### What you are asked to do:
From the listing below, pick out each line with the word "вопросы".

### Excerpted data:
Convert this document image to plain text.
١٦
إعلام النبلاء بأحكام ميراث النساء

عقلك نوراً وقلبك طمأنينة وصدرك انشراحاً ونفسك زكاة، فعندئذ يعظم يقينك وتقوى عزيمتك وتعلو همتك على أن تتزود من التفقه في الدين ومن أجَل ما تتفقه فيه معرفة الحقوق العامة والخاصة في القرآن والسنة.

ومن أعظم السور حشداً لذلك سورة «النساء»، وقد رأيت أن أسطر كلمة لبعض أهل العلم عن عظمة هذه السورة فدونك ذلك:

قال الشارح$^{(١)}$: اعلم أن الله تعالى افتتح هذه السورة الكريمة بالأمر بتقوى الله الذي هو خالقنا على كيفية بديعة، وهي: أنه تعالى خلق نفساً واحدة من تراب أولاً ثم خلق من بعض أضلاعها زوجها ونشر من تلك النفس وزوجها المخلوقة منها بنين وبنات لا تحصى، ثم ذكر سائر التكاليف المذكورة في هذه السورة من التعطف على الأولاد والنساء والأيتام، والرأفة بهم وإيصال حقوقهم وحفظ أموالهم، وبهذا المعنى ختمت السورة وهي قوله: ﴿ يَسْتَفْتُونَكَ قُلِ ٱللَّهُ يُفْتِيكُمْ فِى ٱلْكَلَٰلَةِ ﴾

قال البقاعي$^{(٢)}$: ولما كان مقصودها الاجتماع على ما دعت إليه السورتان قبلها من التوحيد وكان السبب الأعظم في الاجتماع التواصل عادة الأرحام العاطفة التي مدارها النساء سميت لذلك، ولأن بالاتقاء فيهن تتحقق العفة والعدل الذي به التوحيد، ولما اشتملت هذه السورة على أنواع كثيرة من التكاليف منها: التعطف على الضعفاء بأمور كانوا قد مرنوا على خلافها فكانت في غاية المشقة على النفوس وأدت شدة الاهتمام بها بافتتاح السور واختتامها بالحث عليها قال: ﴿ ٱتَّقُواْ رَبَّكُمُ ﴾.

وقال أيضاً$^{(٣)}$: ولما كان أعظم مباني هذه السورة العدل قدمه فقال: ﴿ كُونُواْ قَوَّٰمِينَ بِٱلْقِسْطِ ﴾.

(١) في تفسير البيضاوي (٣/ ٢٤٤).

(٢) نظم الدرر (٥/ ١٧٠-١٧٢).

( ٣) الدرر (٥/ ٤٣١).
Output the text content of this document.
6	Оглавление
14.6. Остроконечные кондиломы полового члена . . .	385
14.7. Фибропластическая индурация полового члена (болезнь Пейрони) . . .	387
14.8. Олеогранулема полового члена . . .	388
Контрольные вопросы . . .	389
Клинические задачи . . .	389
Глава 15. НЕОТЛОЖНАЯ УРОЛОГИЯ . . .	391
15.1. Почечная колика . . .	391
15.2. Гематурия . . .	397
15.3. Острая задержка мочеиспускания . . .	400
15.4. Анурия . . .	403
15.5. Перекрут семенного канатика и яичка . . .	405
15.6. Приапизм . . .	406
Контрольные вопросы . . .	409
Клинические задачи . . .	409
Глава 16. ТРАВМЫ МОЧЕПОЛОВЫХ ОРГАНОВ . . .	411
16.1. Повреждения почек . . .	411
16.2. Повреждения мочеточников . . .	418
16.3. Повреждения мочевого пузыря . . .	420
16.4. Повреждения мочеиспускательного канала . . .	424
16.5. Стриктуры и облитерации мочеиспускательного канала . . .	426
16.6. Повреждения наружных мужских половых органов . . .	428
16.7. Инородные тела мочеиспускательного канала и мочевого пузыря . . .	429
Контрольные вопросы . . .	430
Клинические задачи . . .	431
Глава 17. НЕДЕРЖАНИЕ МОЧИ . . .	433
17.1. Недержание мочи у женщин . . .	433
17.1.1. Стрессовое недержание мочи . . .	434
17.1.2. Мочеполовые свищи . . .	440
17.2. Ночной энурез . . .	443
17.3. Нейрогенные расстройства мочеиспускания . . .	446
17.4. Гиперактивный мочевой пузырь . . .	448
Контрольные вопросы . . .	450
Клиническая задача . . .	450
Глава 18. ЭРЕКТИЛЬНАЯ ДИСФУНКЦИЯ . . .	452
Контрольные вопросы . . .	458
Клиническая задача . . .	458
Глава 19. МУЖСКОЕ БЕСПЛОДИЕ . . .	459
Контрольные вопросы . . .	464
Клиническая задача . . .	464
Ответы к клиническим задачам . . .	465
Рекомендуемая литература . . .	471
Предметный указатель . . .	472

### Exercise output:
Контрольные вопросы . . .	389
Контрольные вопросы . . .	409
Контрольные вопросы . . .	430
Контрольные вопросы . . .	450
Контрольные вопросы . . .	458
Контрольные вопросы . . .	464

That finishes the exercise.